SUPPLIED DATA:

·····

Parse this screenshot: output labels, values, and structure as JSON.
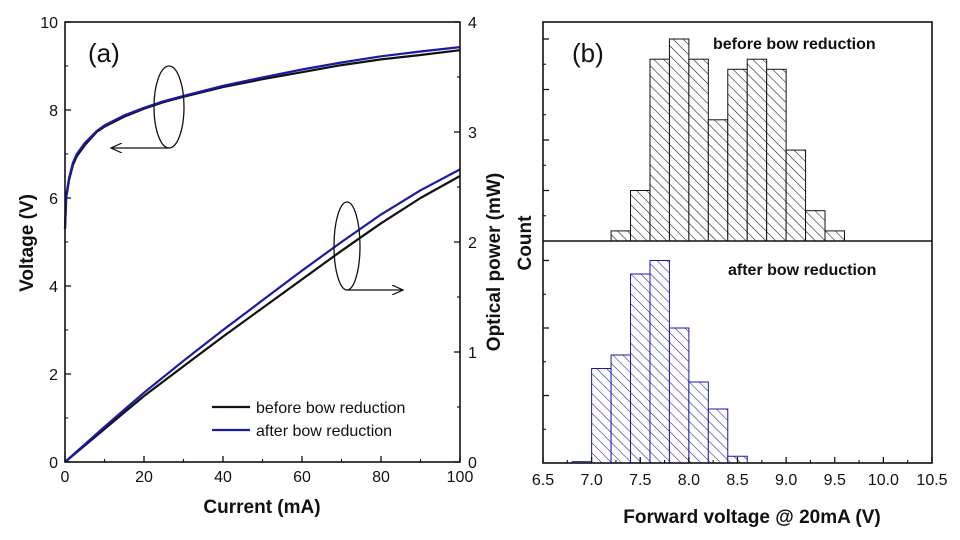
{
  "colors": {
    "before": "#111111",
    "after": "#1a1aa6",
    "axis": "#111111"
  },
  "chart_data": [
    {
      "type": "line",
      "panel_label": "(a)",
      "xlabel": "Current (mA)",
      "ylabel_left": "Voltage (V)",
      "ylabel_right": "Optical power (mW)",
      "xlim": [
        0,
        100
      ],
      "ylim_left": [
        0,
        10
      ],
      "ylim_right": [
        0,
        4
      ],
      "xticks": [
        "0",
        "20",
        "40",
        "60",
        "80",
        "100"
      ],
      "yticks_left": [
        "0",
        "2",
        "4",
        "6",
        "8",
        "10"
      ],
      "yticks_right": [
        "0",
        "1",
        "2",
        "3",
        "4"
      ],
      "legend": [
        "before bow reduction",
        "after bow reduction"
      ],
      "legend_position": "bottom-right",
      "series": [
        {
          "name": "before bow reduction",
          "quantity": "voltage",
          "axis": "left",
          "x": [
            0,
            0.3,
            1,
            2,
            3,
            5,
            8,
            10,
            15,
            20,
            25,
            30,
            40,
            50,
            60,
            70,
            80,
            90,
            100
          ],
          "y": [
            5.3,
            6.0,
            6.4,
            6.75,
            6.95,
            7.2,
            7.5,
            7.62,
            7.85,
            8.03,
            8.18,
            8.3,
            8.52,
            8.7,
            8.86,
            9.02,
            9.15,
            9.25,
            9.36
          ]
        },
        {
          "name": "after bow reduction",
          "quantity": "voltage",
          "axis": "left",
          "x": [
            0,
            0.3,
            1,
            2,
            3,
            5,
            8,
            10,
            15,
            20,
            25,
            30,
            40,
            50,
            60,
            70,
            80,
            90,
            100
          ],
          "y": [
            5.3,
            6.05,
            6.45,
            6.8,
            7.0,
            7.25,
            7.52,
            7.65,
            7.88,
            8.05,
            8.2,
            8.32,
            8.55,
            8.74,
            8.92,
            9.08,
            9.22,
            9.33,
            9.43
          ]
        },
        {
          "name": "before bow reduction",
          "quantity": "optical power",
          "axis": "right",
          "x": [
            0,
            10,
            20,
            30,
            40,
            50,
            60,
            70,
            80,
            90,
            100
          ],
          "y": [
            0,
            0.3,
            0.6,
            0.87,
            1.14,
            1.4,
            1.66,
            1.92,
            2.17,
            2.4,
            2.6
          ]
        },
        {
          "name": "after bow reduction",
          "quantity": "optical power",
          "axis": "right",
          "x": [
            0,
            10,
            20,
            30,
            40,
            50,
            60,
            70,
            80,
            90,
            100
          ],
          "y": [
            0,
            0.32,
            0.63,
            0.92,
            1.2,
            1.47,
            1.74,
            2.0,
            2.25,
            2.47,
            2.66
          ]
        }
      ],
      "annotations": [
        {
          "type": "ellipse-arrow",
          "target_axis": "left",
          "points_to": "left",
          "ellipse_center": [
            27,
            8.0
          ],
          "arrow_end": [
            12,
            7.3
          ]
        },
        {
          "type": "ellipse-arrow",
          "target_axis": "right",
          "points_to": "right",
          "ellipse_center": [
            72,
            1.95
          ],
          "arrow_end": [
            87,
            1.55
          ]
        }
      ]
    },
    {
      "type": "histogram",
      "panel_label": "(b)",
      "xlabel": "Forward voltage @ 20mA (V)",
      "ylabel": "Count",
      "xlim": [
        6.5,
        10.5
      ],
      "xticks": [
        "6.5",
        "7.0",
        "7.5",
        "8.0",
        "8.5",
        "9.0",
        "9.5",
        "10.0",
        "10.5"
      ],
      "bin_width": 0.2,
      "series": [
        {
          "name": "before bow reduction",
          "label": "before bow reduction",
          "bin_starts": [
            7.2,
            7.4,
            7.6,
            7.8,
            8.0,
            8.2,
            8.4,
            8.6,
            8.8,
            9.0,
            9.2,
            9.4
          ],
          "counts": [
            1,
            5,
            18,
            20,
            18,
            12,
            17,
            18,
            17,
            9,
            3,
            1
          ]
        },
        {
          "name": "after bow reduction",
          "label": "after bow reduction",
          "bin_starts": [
            6.8,
            7.0,
            7.2,
            7.4,
            7.6,
            7.8,
            8.0,
            8.2,
            8.4
          ],
          "counts": [
            0.1,
            7,
            8,
            14,
            15,
            10,
            6,
            4,
            0.5
          ]
        }
      ]
    }
  ]
}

·····

TASK REQUIREMENTS:
Using the material above, set down every line exactly, but skip the pictures.

THE COMPLETED TASK:
Parse this screenshot: output labels, values, and structure as JSON.
{
  "colors": {
    "before": "#111111",
    "after": "#1a1aa6",
    "axis": "#111111"
  },
  "chart_data": [
    {
      "type": "line",
      "panel_label": "(a)",
      "xlabel": "Current (mA)",
      "ylabel_left": "Voltage (V)",
      "ylabel_right": "Optical power (mW)",
      "xlim": [
        0,
        100
      ],
      "ylim_left": [
        0,
        10
      ],
      "ylim_right": [
        0,
        4
      ],
      "xticks": [
        "0",
        "20",
        "40",
        "60",
        "80",
        "100"
      ],
      "yticks_left": [
        "0",
        "2",
        "4",
        "6",
        "8",
        "10"
      ],
      "yticks_right": [
        "0",
        "1",
        "2",
        "3",
        "4"
      ],
      "legend": [
        "before bow reduction",
        "after bow reduction"
      ],
      "legend_position": "bottom-right",
      "series": [
        {
          "name": "before bow reduction",
          "quantity": "voltage",
          "axis": "left",
          "x": [
            0,
            0.3,
            1,
            2,
            3,
            5,
            8,
            10,
            15,
            20,
            25,
            30,
            40,
            50,
            60,
            70,
            80,
            90,
            100
          ],
          "y": [
            5.3,
            6.0,
            6.4,
            6.75,
            6.95,
            7.2,
            7.5,
            7.62,
            7.85,
            8.03,
            8.18,
            8.3,
            8.52,
            8.7,
            8.86,
            9.02,
            9.15,
            9.25,
            9.36
          ]
        },
        {
          "name": "after bow reduction",
          "quantity": "voltage",
          "axis": "left",
          "x": [
            0,
            0.3,
            1,
            2,
            3,
            5,
            8,
            10,
            15,
            20,
            25,
            30,
            40,
            50,
            60,
            70,
            80,
            90,
            100
          ],
          "y": [
            5.3,
            6.05,
            6.45,
            6.8,
            7.0,
            7.25,
            7.52,
            7.65,
            7.88,
            8.05,
            8.2,
            8.32,
            8.55,
            8.74,
            8.92,
            9.08,
            9.22,
            9.33,
            9.43
          ]
        },
        {
          "name": "before bow reduction",
          "quantity": "optical power",
          "axis": "right",
          "x": [
            0,
            10,
            20,
            30,
            40,
            50,
            60,
            70,
            80,
            90,
            100
          ],
          "y": [
            0,
            0.3,
            0.6,
            0.87,
            1.14,
            1.4,
            1.66,
            1.92,
            2.17,
            2.4,
            2.6
          ]
        },
        {
          "name": "after bow reduction",
          "quantity": "optical power",
          "axis": "right",
          "x": [
            0,
            10,
            20,
            30,
            40,
            50,
            60,
            70,
            80,
            90,
            100
          ],
          "y": [
            0,
            0.32,
            0.63,
            0.92,
            1.2,
            1.47,
            1.74,
            2.0,
            2.25,
            2.47,
            2.66
          ]
        }
      ],
      "annotations": [
        {
          "type": "ellipse-arrow",
          "target_axis": "left",
          "points_to": "left",
          "ellipse_center": [
            27,
            8.0
          ],
          "arrow_end": [
            12,
            7.3
          ]
        },
        {
          "type": "ellipse-arrow",
          "target_axis": "right",
          "points_to": "right",
          "ellipse_center": [
            72,
            1.95
          ],
          "arrow_end": [
            87,
            1.55
          ]
        }
      ]
    },
    {
      "type": "histogram",
      "panel_label": "(b)",
      "xlabel": "Forward voltage @ 20mA (V)",
      "ylabel": "Count",
      "xlim": [
        6.5,
        10.5
      ],
      "xticks": [
        "6.5",
        "7.0",
        "7.5",
        "8.0",
        "8.5",
        "9.0",
        "9.5",
        "10.0",
        "10.5"
      ],
      "bin_width": 0.2,
      "series": [
        {
          "name": "before bow reduction",
          "label": "before bow reduction",
          "bin_starts": [
            7.2,
            7.4,
            7.6,
            7.8,
            8.0,
            8.2,
            8.4,
            8.6,
            8.8,
            9.0,
            9.2,
            9.4
          ],
          "counts": [
            1,
            5,
            18,
            20,
            18,
            12,
            17,
            18,
            17,
            9,
            3,
            1
          ]
        },
        {
          "name": "after bow reduction",
          "label": "after bow reduction",
          "bin_starts": [
            6.8,
            7.0,
            7.2,
            7.4,
            7.6,
            7.8,
            8.0,
            8.2,
            8.4
          ],
          "counts": [
            0.1,
            7,
            8,
            14,
            15,
            10,
            6,
            4,
            0.5
          ]
        }
      ]
    }
  ]
}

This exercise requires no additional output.